**Goal**: Tell how many lines in the data below include the word "nietoperzy". The answer is the number only.

**Stored data**:
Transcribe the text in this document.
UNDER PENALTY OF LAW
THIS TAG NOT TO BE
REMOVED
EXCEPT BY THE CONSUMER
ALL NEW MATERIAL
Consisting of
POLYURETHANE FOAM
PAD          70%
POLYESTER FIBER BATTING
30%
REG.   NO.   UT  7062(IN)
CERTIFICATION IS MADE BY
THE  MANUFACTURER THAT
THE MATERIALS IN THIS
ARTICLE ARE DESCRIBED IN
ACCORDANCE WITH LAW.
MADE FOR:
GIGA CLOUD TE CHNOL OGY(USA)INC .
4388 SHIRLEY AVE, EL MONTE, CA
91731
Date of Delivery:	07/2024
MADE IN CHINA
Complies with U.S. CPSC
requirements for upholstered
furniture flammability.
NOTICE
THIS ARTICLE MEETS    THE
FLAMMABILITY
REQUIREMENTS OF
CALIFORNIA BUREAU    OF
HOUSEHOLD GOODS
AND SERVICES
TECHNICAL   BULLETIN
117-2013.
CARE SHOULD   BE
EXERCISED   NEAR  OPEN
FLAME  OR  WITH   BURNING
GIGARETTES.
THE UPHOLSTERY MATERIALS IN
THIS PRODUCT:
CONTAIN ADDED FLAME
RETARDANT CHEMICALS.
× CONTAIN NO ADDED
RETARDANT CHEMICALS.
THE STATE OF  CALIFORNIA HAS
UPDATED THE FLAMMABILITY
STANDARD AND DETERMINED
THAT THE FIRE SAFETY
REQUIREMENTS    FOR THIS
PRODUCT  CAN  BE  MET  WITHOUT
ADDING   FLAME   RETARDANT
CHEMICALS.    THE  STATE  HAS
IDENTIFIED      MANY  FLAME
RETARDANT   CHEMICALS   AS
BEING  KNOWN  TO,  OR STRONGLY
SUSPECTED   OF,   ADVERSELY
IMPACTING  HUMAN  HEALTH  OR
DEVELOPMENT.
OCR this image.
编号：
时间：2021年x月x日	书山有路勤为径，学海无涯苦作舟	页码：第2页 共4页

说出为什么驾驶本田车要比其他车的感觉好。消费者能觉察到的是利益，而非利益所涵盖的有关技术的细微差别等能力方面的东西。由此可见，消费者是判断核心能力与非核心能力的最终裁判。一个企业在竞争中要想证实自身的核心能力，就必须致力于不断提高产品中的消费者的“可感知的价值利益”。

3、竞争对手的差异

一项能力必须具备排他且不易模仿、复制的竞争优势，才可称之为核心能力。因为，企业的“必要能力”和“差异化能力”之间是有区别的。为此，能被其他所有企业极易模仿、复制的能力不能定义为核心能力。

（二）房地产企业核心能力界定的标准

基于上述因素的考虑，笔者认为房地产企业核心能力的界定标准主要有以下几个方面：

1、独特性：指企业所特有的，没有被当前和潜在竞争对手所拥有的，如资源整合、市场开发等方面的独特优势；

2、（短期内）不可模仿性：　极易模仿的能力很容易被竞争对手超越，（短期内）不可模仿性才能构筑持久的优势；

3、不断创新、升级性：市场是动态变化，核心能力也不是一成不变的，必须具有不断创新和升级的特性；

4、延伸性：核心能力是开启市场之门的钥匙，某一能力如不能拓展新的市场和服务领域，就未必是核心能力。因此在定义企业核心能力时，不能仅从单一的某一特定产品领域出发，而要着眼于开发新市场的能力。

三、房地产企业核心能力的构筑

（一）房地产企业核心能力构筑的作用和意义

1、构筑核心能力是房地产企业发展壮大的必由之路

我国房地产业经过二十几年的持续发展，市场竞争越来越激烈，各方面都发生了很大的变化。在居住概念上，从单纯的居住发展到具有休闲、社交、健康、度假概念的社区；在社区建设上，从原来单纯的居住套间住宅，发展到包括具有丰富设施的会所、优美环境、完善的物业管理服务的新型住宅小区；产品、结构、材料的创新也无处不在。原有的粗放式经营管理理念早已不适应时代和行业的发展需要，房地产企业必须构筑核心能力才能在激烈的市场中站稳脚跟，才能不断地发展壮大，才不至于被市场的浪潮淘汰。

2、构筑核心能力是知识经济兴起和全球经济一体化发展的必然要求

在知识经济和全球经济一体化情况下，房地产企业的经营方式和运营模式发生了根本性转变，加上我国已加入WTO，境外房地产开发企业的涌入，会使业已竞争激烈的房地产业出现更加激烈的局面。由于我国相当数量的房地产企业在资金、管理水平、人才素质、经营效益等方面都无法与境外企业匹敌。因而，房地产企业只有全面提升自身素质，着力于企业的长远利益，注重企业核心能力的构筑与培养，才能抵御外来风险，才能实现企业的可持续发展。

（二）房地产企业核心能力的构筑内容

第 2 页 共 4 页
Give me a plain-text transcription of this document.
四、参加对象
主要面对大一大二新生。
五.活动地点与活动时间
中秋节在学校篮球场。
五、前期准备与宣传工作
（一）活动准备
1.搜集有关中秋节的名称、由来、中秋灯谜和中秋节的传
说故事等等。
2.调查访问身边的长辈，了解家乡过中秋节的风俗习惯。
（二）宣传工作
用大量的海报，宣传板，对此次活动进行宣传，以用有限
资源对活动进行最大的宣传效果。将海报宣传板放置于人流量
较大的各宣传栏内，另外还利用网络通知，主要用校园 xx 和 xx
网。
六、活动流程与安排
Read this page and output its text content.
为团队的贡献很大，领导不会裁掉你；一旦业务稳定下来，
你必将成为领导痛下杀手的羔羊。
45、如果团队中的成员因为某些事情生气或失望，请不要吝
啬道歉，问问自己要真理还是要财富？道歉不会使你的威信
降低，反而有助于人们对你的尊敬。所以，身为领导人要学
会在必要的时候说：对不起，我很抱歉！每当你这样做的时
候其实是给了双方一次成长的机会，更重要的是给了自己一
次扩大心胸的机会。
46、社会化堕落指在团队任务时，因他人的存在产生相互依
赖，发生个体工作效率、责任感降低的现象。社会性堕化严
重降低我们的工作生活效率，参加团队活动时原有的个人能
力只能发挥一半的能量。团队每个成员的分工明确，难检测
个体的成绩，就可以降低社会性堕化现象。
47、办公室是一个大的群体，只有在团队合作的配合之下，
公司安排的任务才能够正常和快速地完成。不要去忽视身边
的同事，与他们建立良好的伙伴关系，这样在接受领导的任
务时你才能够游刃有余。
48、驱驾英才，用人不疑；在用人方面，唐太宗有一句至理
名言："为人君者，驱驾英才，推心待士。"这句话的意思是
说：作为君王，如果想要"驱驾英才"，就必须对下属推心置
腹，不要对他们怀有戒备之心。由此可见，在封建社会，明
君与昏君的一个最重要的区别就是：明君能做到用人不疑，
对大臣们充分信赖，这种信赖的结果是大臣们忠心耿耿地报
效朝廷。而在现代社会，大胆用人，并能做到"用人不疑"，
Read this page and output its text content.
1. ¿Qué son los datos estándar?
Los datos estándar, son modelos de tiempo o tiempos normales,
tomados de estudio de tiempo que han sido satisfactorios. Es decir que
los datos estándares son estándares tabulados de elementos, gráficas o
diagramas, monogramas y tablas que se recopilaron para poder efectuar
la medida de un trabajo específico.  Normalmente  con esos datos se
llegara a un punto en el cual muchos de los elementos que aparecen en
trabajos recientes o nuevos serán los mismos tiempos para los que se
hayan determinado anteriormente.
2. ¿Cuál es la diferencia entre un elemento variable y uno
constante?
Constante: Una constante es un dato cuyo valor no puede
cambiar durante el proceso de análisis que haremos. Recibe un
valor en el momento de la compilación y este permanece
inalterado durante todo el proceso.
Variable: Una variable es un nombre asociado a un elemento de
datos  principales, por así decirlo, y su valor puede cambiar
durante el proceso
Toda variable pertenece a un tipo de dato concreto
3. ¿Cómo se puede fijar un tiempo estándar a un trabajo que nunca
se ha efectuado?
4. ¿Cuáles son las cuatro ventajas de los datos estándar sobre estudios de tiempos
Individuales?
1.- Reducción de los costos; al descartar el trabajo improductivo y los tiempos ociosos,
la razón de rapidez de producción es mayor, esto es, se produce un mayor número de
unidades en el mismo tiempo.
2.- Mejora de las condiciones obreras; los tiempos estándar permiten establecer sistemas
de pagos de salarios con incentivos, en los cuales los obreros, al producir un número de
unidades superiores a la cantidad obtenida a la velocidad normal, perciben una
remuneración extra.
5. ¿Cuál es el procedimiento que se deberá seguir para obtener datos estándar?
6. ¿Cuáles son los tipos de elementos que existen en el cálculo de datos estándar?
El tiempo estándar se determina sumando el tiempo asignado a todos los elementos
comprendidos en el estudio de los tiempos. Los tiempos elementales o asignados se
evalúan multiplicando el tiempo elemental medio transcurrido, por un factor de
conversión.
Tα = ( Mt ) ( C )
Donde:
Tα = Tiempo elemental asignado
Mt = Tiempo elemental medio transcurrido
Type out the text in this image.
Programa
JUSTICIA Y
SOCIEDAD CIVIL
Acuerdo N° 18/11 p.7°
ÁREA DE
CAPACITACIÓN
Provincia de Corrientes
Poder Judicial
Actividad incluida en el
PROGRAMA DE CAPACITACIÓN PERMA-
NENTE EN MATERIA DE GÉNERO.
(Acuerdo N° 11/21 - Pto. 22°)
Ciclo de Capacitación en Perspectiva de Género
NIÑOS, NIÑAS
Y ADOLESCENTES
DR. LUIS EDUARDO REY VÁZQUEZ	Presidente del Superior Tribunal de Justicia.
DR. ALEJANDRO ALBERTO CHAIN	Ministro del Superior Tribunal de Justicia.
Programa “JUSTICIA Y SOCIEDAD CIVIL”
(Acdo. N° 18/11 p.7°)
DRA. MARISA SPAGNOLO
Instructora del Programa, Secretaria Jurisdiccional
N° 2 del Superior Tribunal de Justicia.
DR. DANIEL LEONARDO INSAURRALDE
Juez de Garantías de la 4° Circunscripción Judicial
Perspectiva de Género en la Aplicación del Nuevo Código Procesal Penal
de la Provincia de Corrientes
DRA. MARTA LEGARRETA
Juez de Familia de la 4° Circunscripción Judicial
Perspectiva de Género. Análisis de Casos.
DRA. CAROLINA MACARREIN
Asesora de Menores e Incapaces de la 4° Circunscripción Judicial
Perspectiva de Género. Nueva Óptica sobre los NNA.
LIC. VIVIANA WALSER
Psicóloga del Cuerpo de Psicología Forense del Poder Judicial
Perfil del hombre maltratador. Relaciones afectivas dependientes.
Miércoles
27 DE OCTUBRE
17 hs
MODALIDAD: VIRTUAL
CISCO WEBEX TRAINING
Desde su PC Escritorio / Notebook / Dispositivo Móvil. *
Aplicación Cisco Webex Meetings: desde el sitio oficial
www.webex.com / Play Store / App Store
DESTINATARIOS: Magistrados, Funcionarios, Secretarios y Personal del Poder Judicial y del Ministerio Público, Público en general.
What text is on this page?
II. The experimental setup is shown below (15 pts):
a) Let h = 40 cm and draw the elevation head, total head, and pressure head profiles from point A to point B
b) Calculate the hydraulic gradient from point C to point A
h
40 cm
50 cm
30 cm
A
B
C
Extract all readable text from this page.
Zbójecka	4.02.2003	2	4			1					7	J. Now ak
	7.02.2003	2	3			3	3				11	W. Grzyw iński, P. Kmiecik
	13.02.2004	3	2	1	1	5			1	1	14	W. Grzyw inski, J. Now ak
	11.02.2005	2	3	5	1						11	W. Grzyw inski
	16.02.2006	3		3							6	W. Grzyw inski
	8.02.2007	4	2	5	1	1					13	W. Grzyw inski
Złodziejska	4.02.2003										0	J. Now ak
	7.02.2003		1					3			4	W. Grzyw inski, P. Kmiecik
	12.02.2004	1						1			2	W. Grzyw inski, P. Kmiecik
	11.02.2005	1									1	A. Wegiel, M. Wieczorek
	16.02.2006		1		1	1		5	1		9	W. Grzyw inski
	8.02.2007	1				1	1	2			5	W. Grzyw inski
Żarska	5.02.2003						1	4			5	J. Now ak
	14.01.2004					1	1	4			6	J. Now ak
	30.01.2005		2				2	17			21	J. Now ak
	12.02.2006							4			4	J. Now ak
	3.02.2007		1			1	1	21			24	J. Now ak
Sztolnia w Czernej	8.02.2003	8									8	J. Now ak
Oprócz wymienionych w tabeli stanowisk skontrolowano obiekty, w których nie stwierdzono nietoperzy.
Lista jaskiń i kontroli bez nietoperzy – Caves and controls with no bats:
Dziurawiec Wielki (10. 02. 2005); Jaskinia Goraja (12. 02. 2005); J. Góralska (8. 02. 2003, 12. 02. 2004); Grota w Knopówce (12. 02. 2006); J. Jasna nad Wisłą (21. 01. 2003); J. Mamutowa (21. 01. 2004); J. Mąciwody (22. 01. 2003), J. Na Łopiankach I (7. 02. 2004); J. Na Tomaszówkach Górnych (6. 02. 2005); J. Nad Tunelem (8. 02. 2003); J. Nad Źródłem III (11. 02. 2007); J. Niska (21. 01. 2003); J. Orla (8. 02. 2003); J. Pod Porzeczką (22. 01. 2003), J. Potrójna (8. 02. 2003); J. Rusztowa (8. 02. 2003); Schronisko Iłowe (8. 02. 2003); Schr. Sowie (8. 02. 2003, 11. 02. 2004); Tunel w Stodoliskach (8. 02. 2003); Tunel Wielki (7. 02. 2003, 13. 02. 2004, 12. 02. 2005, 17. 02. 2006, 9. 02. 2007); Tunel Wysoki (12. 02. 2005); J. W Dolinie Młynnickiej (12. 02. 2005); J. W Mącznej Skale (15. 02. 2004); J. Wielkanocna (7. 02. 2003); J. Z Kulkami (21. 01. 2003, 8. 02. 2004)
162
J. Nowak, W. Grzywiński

**Result of this task**: 2